● Task requirements
Write out every line below that includes the word "ditunjukkan".

## BEGIN

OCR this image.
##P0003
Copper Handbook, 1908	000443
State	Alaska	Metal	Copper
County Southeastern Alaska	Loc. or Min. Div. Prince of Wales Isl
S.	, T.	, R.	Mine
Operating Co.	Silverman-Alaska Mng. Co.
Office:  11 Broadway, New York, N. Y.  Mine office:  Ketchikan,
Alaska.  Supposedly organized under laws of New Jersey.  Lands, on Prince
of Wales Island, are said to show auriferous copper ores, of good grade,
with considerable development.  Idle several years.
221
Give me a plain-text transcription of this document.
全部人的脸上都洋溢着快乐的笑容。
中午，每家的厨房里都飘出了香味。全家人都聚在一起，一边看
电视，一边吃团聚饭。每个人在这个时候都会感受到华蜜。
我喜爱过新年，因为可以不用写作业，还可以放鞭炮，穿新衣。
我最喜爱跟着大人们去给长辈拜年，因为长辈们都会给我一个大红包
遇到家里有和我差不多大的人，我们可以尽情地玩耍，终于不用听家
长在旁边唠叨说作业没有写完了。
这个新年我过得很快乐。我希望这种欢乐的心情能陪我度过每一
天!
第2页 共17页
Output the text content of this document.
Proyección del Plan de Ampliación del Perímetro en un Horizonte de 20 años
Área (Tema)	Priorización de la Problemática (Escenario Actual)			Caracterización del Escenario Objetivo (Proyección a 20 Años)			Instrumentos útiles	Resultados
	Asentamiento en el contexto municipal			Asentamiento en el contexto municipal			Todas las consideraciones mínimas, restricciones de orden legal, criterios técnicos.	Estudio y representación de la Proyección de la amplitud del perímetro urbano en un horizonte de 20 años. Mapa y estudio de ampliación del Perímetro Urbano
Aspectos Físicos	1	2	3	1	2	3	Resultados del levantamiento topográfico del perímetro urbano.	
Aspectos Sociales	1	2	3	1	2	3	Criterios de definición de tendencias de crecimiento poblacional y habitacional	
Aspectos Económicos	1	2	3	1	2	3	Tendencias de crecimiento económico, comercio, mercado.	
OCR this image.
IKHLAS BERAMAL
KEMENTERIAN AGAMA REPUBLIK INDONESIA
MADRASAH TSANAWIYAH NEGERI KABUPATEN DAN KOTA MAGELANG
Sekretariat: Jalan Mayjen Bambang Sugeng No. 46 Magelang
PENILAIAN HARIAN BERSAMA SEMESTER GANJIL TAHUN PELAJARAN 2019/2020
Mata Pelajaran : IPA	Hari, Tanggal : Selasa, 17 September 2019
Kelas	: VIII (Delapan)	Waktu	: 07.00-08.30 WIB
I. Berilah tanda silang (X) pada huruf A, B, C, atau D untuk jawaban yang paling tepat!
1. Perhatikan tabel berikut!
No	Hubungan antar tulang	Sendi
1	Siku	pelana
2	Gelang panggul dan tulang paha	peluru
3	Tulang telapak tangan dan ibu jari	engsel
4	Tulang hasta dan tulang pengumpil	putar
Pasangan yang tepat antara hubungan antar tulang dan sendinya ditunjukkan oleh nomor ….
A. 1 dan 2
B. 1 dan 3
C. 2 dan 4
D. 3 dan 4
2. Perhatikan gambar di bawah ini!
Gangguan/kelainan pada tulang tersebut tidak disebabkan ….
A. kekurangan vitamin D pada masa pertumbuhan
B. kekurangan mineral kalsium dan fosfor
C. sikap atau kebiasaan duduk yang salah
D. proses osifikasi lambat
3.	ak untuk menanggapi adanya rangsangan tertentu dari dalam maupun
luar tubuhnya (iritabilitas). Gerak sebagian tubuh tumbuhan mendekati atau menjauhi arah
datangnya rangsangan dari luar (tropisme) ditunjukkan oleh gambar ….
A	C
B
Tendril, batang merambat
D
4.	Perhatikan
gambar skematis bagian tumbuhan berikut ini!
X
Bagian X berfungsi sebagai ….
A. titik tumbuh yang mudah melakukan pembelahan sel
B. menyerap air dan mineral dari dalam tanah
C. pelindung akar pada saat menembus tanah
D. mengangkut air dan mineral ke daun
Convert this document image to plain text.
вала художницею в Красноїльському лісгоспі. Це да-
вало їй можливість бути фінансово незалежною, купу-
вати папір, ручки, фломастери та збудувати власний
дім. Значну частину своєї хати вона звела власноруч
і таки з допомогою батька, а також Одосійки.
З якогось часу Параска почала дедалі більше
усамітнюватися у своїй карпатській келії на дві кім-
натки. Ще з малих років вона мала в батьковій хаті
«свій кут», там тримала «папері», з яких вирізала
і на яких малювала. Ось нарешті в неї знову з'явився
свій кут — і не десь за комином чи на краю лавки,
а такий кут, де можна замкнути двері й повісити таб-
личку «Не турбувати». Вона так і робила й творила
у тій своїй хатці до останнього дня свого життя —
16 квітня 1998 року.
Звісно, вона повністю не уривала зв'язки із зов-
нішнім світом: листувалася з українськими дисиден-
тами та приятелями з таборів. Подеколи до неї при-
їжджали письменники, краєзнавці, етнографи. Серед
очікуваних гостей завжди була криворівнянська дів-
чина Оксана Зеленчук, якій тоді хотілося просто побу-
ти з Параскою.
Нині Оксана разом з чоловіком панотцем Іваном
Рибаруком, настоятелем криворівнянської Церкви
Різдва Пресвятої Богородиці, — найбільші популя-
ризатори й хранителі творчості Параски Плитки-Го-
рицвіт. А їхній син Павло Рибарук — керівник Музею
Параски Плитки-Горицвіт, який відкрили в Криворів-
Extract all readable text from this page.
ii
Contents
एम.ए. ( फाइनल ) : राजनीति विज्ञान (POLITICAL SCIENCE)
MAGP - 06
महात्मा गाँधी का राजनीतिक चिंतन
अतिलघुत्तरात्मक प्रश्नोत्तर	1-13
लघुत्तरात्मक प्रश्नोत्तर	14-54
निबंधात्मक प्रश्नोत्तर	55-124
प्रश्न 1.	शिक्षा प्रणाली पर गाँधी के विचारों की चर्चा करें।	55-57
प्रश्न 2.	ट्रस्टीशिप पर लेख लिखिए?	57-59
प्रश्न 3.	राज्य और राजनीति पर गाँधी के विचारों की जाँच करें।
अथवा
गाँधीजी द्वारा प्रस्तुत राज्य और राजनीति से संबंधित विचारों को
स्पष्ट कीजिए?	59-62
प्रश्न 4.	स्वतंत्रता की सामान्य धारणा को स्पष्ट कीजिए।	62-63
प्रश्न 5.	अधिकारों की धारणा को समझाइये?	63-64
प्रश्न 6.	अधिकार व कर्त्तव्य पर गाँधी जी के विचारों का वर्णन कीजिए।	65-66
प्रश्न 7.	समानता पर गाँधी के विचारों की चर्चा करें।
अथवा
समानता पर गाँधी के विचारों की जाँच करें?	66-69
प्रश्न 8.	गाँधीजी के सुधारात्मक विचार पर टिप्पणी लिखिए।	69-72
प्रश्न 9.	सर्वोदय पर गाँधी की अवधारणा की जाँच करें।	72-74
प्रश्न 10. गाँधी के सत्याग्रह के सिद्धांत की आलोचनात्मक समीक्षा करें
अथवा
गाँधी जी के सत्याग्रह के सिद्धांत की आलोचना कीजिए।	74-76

## END

● Correct output
Pasangan yang tepat antara hubungan antar tulang dan sendinya ditunjukkan oleh nomor ….
datangnya rangsangan dari luar (tropisme) ditunjukkan oleh gambar ….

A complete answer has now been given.